= Aim of the task =
All the records that follow need to be reproduced exactly. Omit the images.

##### Provided records #####

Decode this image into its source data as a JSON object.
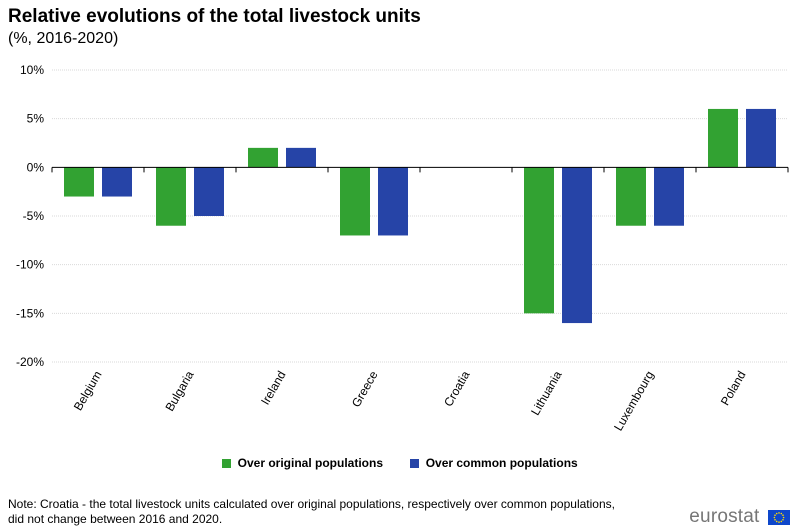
{
  "chart_data": {
    "type": "bar",
    "title": "Relative evolutions of the total livestock units",
    "subtitle": "(%, 2016-2020)",
    "categories": [
      "Belgium",
      "Bulgaria",
      "Ireland",
      "Greece",
      "Croatia",
      "Lithuania",
      "Luxembourg",
      "Poland"
    ],
    "series": [
      {
        "name": "Over original populations",
        "color": "#32A232",
        "values": [
          -3,
          -6,
          2,
          -7,
          0,
          -15,
          -6,
          6
        ]
      },
      {
        "name": "Over common populations",
        "color": "#2644A7",
        "values": [
          -3,
          -5,
          2,
          -7,
          0,
          -16,
          -6,
          6
        ]
      }
    ],
    "ylim": [
      -20,
      10
    ],
    "yticks": [
      10,
      5,
      0,
      -5,
      -10,
      -15,
      -20
    ],
    "ytick_labels": [
      "10%",
      "5%",
      "0%",
      "-5%",
      "-10%",
      "-15%",
      "-20%"
    ],
    "xlabel": "",
    "ylabel": "",
    "grid": true,
    "legend_position": "bottom"
  },
  "note": {
    "line1": "Note: Croatia - the total livestock units calculated over original populations, respectively over common populations,",
    "line2": "did not change between 2016 and 2020."
  },
  "brand": {
    "name": "eurostat",
    "flag_icon": "eu-flag-icon"
  }
}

#####

= The response =
Decode this image into its source data as a JSON object.
{
  "chart_data": {
    "type": "bar",
    "title": "Relative evolutions of the total livestock units",
    "subtitle": "(%, 2016-2020)",
    "categories": [
      "Belgium",
      "Bulgaria",
      "Ireland",
      "Greece",
      "Croatia",
      "Lithuania",
      "Luxembourg",
      "Poland"
    ],
    "series": [
      {
        "name": "Over original populations",
        "color": "#32A232",
        "values": [
          -3,
          -6,
          2,
          -7,
          0,
          -15,
          -6,
          6
        ]
      },
      {
        "name": "Over common populations",
        "color": "#2644A7",
        "values": [
          -3,
          -5,
          2,
          -7,
          0,
          -16,
          -6,
          6
        ]
      }
    ],
    "ylim": [
      -20,
      10
    ],
    "yticks": [
      10,
      5,
      0,
      -5,
      -10,
      -15,
      -20
    ],
    "ytick_labels": [
      "10%",
      "5%",
      "0%",
      "-5%",
      "-10%",
      "-15%",
      "-20%"
    ],
    "xlabel": "",
    "ylabel": "",
    "grid": true,
    "legend_position": "bottom"
  },
  "note": {
    "line1": "Note: Croatia - the total livestock units calculated over original populations, respectively over common populations,",
    "line2": "did not change between 2016 and 2020."
  },
  "brand": {
    "name": "eurostat",
    "flag_icon": "eu-flag-icon"
  }
}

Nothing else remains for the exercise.